Exercise instructions: List each line of the data that holds the word "Transparente".

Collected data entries
>> Begin
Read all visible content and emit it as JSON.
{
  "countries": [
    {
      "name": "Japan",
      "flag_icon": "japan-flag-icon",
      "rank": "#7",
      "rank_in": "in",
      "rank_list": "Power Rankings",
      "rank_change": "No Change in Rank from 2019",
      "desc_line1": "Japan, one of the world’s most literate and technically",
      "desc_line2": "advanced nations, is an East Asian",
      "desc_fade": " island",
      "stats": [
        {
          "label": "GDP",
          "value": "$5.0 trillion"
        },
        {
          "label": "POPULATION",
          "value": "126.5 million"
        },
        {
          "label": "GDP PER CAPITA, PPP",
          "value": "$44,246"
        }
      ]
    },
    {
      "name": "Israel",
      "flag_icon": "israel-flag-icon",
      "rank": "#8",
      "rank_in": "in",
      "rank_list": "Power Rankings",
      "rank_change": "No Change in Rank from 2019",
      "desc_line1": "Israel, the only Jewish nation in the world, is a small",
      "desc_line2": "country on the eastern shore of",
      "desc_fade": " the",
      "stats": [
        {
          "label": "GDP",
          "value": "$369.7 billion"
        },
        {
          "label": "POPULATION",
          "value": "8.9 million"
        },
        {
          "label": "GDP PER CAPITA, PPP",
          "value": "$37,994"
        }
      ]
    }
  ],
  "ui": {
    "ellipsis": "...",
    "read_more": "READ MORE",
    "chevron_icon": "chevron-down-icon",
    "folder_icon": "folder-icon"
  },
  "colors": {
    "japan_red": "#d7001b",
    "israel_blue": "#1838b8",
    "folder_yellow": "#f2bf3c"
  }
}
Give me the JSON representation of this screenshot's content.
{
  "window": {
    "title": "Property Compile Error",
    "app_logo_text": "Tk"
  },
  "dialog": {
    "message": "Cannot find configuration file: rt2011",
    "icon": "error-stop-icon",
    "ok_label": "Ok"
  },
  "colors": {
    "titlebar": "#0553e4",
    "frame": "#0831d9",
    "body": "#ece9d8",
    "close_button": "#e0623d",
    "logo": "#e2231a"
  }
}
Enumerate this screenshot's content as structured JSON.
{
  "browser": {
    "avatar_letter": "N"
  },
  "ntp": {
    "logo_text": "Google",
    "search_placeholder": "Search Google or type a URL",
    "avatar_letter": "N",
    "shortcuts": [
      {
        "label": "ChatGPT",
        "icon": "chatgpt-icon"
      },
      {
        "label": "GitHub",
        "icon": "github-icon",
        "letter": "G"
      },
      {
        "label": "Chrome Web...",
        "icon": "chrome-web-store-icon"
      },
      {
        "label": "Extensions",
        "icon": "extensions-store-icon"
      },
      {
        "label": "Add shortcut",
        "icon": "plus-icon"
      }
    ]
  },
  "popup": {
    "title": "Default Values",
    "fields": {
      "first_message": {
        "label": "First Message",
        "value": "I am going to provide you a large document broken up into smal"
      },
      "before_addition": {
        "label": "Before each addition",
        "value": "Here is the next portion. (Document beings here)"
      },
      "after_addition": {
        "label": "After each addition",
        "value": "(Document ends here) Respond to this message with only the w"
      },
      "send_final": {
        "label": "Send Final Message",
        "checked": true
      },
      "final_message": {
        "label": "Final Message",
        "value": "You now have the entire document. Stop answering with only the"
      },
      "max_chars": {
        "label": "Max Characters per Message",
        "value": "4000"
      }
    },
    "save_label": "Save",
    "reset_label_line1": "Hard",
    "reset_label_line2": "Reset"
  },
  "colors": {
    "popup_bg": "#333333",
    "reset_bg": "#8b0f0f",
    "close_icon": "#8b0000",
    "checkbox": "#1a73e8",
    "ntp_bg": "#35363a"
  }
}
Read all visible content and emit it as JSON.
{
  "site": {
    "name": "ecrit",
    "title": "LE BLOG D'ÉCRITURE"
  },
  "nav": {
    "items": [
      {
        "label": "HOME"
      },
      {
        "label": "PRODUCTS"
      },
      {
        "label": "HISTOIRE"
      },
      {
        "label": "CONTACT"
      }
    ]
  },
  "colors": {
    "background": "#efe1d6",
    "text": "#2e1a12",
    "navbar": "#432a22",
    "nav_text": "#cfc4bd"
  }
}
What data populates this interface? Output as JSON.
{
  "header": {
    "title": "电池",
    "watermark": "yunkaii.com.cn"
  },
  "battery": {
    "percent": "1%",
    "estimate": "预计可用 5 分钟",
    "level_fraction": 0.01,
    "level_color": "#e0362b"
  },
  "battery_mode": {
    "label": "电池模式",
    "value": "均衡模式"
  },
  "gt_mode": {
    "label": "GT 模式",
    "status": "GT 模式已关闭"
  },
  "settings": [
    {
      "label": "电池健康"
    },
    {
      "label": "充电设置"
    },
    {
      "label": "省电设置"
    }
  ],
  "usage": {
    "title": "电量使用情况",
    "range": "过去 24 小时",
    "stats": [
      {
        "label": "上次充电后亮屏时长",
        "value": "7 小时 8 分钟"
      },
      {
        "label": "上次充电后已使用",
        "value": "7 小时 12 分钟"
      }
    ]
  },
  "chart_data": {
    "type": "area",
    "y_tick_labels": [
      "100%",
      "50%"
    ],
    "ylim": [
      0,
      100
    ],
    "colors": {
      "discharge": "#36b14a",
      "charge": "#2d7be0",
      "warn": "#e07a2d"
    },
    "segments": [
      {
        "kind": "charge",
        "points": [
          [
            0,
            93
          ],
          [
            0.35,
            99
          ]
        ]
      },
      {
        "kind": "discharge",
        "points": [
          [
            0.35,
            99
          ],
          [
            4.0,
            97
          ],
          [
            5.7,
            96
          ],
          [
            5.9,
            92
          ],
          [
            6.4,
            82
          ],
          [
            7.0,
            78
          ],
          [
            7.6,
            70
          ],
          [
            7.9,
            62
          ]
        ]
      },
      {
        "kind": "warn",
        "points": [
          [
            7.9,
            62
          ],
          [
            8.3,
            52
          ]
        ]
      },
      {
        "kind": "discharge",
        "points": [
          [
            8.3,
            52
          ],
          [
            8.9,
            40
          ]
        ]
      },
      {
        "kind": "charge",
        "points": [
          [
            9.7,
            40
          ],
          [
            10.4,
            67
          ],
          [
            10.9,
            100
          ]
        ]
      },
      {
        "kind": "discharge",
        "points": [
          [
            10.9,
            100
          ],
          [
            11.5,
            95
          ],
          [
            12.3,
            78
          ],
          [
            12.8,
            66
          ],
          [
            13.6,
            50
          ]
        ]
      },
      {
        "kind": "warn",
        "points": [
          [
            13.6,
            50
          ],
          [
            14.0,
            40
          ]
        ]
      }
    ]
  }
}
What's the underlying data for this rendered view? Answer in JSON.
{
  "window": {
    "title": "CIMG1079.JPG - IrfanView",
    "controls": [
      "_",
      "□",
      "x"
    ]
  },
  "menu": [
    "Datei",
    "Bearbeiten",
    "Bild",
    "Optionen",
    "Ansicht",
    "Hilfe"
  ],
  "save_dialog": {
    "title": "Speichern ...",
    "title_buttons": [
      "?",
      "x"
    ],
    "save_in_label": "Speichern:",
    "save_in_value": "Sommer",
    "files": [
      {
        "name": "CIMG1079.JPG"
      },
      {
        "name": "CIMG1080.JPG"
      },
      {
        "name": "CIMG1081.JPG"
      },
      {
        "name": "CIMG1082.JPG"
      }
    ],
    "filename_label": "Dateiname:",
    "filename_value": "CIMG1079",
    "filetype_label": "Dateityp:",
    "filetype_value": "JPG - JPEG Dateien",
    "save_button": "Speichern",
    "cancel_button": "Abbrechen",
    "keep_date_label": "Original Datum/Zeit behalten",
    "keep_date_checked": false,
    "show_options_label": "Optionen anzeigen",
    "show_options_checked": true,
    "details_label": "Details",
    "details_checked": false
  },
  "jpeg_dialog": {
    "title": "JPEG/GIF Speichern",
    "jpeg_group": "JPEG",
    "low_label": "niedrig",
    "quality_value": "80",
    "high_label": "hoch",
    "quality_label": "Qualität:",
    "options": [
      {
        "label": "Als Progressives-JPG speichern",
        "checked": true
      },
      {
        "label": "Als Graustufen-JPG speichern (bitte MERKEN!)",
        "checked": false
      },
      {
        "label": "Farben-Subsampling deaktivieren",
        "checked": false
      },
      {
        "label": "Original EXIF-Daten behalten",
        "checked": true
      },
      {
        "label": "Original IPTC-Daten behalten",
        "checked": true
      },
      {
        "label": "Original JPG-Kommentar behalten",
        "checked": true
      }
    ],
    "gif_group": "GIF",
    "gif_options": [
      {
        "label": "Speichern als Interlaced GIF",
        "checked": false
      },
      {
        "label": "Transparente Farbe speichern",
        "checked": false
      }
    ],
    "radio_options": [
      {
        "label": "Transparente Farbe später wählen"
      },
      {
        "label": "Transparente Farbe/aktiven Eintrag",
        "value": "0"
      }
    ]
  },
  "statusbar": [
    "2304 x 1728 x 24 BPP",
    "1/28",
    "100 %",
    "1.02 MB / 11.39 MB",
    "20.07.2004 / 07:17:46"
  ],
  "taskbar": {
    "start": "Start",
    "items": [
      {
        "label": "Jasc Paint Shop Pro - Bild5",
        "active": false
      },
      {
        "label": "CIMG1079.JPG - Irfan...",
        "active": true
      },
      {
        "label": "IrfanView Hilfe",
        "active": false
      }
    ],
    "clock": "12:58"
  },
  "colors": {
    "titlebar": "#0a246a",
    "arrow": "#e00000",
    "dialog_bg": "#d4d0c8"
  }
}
>> End
Exercise result:
        "label": "Transparente Farbe speichern",
        "label": "Transparente Farbe später wählen"
        "label": "Transparente Farbe/aktiven Eintrag",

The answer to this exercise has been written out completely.